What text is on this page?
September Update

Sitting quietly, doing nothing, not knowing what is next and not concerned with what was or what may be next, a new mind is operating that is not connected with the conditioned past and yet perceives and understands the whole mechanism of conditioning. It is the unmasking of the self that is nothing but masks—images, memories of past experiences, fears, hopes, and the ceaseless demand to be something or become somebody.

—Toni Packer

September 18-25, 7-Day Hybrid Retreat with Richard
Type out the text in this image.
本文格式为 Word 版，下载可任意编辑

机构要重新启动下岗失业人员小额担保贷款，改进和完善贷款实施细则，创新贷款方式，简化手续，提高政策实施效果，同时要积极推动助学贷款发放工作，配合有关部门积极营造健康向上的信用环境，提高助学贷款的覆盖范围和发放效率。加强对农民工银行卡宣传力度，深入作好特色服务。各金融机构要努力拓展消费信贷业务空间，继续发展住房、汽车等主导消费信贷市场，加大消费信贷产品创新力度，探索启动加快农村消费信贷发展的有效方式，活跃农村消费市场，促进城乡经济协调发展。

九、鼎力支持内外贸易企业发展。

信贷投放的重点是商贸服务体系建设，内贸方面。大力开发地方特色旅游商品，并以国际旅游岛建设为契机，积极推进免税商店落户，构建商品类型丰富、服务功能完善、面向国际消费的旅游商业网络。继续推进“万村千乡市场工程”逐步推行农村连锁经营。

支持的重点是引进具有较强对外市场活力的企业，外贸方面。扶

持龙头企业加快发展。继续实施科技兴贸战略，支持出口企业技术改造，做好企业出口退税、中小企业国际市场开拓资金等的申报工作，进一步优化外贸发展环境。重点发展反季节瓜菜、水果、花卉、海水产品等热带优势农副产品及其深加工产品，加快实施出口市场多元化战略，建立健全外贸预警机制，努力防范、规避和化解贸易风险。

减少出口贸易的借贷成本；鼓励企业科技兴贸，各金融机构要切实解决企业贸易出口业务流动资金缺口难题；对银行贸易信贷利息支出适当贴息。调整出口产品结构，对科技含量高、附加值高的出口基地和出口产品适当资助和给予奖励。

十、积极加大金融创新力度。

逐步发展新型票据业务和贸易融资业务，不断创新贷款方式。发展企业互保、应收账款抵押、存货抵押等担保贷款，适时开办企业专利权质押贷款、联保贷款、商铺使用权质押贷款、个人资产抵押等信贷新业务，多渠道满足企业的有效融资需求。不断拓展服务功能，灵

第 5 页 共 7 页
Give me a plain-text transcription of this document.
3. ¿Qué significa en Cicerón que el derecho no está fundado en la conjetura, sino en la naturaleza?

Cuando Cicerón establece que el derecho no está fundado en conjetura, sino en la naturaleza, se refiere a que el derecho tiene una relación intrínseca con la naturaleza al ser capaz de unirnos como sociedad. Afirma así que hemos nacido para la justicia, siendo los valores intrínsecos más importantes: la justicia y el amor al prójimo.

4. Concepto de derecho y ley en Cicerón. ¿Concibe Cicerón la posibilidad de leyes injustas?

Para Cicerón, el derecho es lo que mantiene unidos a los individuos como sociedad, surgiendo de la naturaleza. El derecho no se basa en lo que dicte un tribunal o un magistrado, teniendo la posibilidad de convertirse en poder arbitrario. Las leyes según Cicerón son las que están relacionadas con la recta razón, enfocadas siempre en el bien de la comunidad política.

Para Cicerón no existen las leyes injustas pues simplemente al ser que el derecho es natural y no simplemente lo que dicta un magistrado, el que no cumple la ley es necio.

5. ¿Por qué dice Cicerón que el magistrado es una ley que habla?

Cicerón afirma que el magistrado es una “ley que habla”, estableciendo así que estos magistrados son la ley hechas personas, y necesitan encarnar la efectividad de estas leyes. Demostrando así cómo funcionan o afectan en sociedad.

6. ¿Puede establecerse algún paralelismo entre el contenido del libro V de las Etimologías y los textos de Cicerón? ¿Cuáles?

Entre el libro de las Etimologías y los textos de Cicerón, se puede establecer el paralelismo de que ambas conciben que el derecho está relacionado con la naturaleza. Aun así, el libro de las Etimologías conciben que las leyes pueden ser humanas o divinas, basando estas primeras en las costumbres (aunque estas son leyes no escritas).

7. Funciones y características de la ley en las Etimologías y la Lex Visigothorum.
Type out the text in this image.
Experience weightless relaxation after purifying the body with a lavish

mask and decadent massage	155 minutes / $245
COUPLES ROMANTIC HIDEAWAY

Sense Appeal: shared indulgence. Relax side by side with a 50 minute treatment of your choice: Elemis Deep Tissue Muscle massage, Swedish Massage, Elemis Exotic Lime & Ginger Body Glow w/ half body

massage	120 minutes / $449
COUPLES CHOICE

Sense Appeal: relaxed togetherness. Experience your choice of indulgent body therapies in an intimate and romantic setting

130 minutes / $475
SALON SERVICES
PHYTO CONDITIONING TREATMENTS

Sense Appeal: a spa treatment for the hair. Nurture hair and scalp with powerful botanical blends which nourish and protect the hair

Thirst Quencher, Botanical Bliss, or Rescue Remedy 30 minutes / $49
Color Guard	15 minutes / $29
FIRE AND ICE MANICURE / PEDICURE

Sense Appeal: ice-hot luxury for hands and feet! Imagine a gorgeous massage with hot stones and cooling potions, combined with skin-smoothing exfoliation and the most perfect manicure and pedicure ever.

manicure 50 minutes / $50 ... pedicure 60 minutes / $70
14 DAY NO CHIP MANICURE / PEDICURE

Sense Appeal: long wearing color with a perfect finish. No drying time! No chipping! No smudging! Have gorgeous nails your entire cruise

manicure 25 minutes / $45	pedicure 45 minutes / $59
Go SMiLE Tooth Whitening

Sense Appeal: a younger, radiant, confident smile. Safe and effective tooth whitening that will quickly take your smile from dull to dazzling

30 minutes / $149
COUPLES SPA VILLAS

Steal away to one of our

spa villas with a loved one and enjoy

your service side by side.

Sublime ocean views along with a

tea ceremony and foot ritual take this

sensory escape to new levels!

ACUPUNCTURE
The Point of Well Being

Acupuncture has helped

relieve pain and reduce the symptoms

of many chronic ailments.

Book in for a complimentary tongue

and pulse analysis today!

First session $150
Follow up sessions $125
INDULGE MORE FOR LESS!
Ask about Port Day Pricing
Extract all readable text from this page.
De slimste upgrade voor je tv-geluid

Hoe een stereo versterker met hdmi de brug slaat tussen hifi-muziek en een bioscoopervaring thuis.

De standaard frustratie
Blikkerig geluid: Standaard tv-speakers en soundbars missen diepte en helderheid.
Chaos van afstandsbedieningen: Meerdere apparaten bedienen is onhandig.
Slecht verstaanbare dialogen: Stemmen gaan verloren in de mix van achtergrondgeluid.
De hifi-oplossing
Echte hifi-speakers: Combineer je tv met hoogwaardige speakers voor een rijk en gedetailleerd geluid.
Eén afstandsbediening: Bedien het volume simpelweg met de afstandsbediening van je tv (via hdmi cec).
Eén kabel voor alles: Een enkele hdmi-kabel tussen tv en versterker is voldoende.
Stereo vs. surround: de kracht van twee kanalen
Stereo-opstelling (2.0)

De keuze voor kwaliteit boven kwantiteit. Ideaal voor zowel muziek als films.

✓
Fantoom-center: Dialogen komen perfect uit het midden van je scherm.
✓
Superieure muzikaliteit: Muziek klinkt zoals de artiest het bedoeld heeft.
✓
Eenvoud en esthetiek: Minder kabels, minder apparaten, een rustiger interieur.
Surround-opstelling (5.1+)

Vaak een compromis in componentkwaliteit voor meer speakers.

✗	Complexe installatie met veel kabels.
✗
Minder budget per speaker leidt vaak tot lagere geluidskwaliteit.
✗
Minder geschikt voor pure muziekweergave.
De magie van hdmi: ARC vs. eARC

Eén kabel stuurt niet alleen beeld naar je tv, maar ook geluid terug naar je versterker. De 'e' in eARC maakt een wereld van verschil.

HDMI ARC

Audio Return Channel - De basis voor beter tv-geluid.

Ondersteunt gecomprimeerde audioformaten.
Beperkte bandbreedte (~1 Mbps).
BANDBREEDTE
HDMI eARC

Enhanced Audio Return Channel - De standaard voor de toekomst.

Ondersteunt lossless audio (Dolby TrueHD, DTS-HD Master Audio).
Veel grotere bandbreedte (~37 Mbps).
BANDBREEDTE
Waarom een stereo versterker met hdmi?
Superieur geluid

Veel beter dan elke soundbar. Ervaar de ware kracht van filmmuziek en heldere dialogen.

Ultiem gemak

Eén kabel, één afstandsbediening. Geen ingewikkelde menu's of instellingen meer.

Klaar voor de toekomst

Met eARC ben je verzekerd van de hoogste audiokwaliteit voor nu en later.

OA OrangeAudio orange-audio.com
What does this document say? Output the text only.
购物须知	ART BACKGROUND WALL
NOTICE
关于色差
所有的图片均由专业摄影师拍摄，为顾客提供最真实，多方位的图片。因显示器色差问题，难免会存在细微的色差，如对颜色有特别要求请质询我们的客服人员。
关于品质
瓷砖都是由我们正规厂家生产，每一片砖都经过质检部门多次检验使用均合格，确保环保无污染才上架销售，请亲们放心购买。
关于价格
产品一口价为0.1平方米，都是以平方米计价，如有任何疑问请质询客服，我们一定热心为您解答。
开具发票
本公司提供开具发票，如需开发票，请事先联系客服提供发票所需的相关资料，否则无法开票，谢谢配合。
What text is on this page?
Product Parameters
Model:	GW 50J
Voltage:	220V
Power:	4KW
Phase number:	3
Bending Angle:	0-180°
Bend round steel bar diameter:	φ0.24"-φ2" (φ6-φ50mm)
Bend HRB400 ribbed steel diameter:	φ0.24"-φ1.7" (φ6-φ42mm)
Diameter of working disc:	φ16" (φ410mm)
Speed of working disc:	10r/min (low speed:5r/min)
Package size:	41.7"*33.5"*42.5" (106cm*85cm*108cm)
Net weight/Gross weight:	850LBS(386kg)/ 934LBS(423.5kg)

━━━

### GOAL OF THE EXERCISE
From the records, copy every line that has the string "versterker" in it.

### FINAL RESULT
Hoe een stereo versterker met hdmi de brug slaat tussen hifi-muziek en een bioscoopervaring thuis.
Eén kabel voor alles: Een enkele hdmi-kabel tussen tv en versterker is voldoende.
Eén kabel stuurt niet alleen beeld naar je tv, maar ook geluid terug naar je versterker. De 'e' in eARC maakt een wereld van verschil.
Waarom een stereo versterker met hdmi?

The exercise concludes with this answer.